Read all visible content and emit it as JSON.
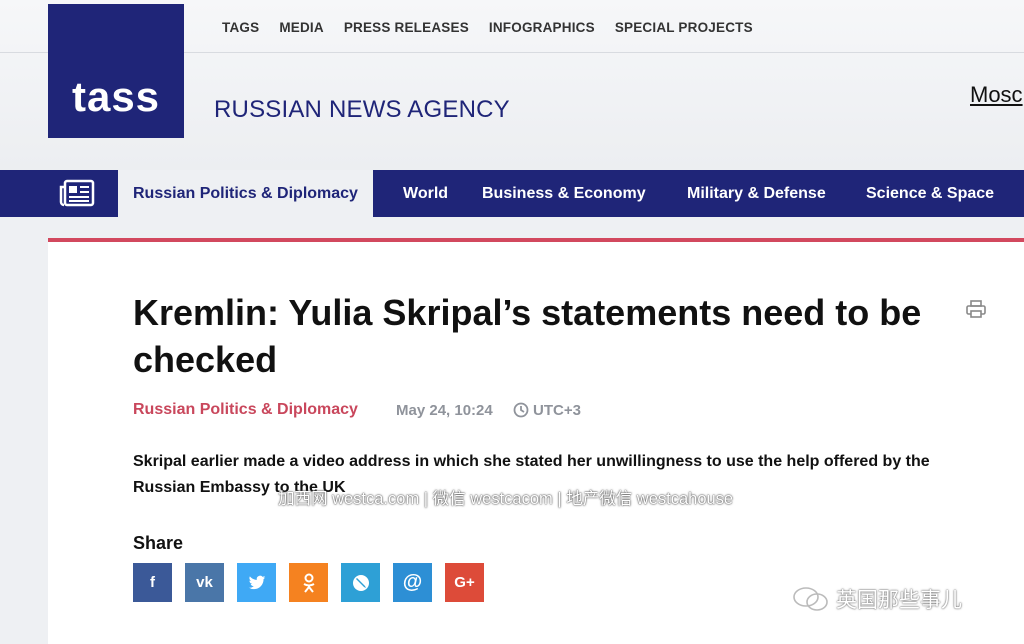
{
  "header": {
    "top_links": [
      "TAGS",
      "MEDIA",
      "PRESS RELEASES",
      "INFOGRAPHICS",
      "SPECIAL PROJECTS"
    ],
    "logo_text": "tass",
    "agency_name": "RUSSIAN NEWS AGENCY",
    "city_partial": "Mosc"
  },
  "nav": {
    "items": [
      {
        "label": "Russian Politics & Diplomacy",
        "active": true
      },
      {
        "label": "World",
        "active": false
      },
      {
        "label": "Business & Economy",
        "active": false
      },
      {
        "label": "Military & Defense",
        "active": false
      },
      {
        "label": "Science & Space",
        "active": false
      }
    ],
    "menu_icon": "newspaper-menu-icon"
  },
  "article": {
    "title": "Kremlin: Yulia Skripal’s statements need to be checked",
    "category": "Russian Politics & Diplomacy",
    "date": "May 24, 10:24",
    "timezone": "UTC+3",
    "lead": "Skripal earlier made a video address in which she stated her unwillingness to use the help offered by the Russian Embassy to the UK"
  },
  "share": {
    "label": "Share",
    "buttons": [
      {
        "name": "facebook",
        "glyph": "f",
        "color": "#3b5998"
      },
      {
        "name": "vk",
        "glyph": "vk",
        "color": "#4a76a8"
      },
      {
        "name": "twitter",
        "glyph": "🐦",
        "color": "#3fa9f5"
      },
      {
        "name": "odnoklassniki",
        "glyph": "ok",
        "color": "#f58220"
      },
      {
        "name": "livejournal",
        "glyph": "✎",
        "color": "#2ea0d6"
      },
      {
        "name": "email",
        "glyph": "@",
        "color": "#2d8fd5"
      },
      {
        "name": "google-plus",
        "glyph": "G+",
        "color": "#dd4b39"
      }
    ]
  },
  "overlays": {
    "watermark": "加西网 westca.com | 微信 westcacom | 地产微信 westcahouse",
    "corner": "英国那些事儿"
  },
  "colors": {
    "brand": "#1f2578",
    "accent": "#d2485e",
    "meta_gray": "#8f939b"
  }
}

▸ What the task requires:
Look through the material above and pick out each line holding the word "Politics".

▸ Task output:
        "label": "Russian Politics & Diplomacy",
    "category": "Russian Politics & Diplomacy",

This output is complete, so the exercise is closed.